I'd like to claim that such easy hunting is the result of my skills and prowess as a woodsman. But the truth is, I was really lucky to have a hunting spot where there were lots of turkeys and where I knew the birds' daily routine. Anyone who can sit still for a few minutes and raise a shotgun shoulder-high could have killed those birds just as easily.

That's the great thing about fall turkey hunting: It can be so easy! There's no tomfoolery about it (no pun intended, I assure you). You don't even have to call a bird to you if you have an idea where they travel.

I wish that were true in every county in the state -- but it isn't. Counties populated by eastern wild turkeys can provide much tougher hunts than the counties inhabited by the Rio Grande birds. And the northwestern counties that have such huge populations of turkeys can provide much easier hunting than the more sparsely populated ones. But even in the tougher counties, the hunting can be much easier in the fall than in the spring.

I started hunting turkeys in the 1970s and I had a real streak of beginner's luck.

To take my first two springtime gobblers I merely strolled into the woods and sat down and yelped with a diaphragm call. Both times I got immediate answers from gobblers and both times I got my bird in 45 minutes or less.

My first fall bird, though, was tougher. I had read several articles that advised startling a flock of birds to break them up, then sitting down and calling softly to bring them back together. So that's what I did.

GIVEN INFORMATION:
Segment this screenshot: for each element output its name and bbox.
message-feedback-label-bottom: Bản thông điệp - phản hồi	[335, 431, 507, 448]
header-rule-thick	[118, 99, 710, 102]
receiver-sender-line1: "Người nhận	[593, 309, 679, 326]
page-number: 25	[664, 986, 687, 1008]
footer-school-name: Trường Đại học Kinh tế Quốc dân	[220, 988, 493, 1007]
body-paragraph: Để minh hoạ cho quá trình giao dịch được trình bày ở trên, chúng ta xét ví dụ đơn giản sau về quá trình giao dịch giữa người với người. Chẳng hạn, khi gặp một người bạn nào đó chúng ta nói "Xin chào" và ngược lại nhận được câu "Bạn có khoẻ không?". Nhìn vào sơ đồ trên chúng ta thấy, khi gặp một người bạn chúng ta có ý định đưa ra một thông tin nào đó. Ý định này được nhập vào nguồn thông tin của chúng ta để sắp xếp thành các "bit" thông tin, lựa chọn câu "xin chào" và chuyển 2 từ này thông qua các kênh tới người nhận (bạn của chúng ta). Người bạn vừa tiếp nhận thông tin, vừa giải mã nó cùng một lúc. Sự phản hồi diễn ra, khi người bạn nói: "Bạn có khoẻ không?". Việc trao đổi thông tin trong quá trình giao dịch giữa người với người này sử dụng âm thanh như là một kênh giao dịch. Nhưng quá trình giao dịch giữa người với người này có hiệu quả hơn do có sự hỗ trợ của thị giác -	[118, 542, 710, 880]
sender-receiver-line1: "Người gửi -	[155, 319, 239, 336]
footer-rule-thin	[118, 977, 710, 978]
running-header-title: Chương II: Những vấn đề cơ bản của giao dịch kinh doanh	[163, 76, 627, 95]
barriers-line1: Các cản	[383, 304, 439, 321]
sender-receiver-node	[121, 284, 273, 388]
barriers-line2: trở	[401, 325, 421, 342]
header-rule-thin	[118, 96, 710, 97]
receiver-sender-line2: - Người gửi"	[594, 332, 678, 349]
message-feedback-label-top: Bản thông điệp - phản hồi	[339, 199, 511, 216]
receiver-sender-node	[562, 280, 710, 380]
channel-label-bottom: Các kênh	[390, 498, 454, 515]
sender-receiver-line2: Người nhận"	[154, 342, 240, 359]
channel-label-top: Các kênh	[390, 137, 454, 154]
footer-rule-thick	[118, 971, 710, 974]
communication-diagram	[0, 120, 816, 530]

THE TASK: In the fall turkey hunting text, what call was used to bring in the first two springtime gobblers?

WRITTEN SOLUTION: A diaphragm call.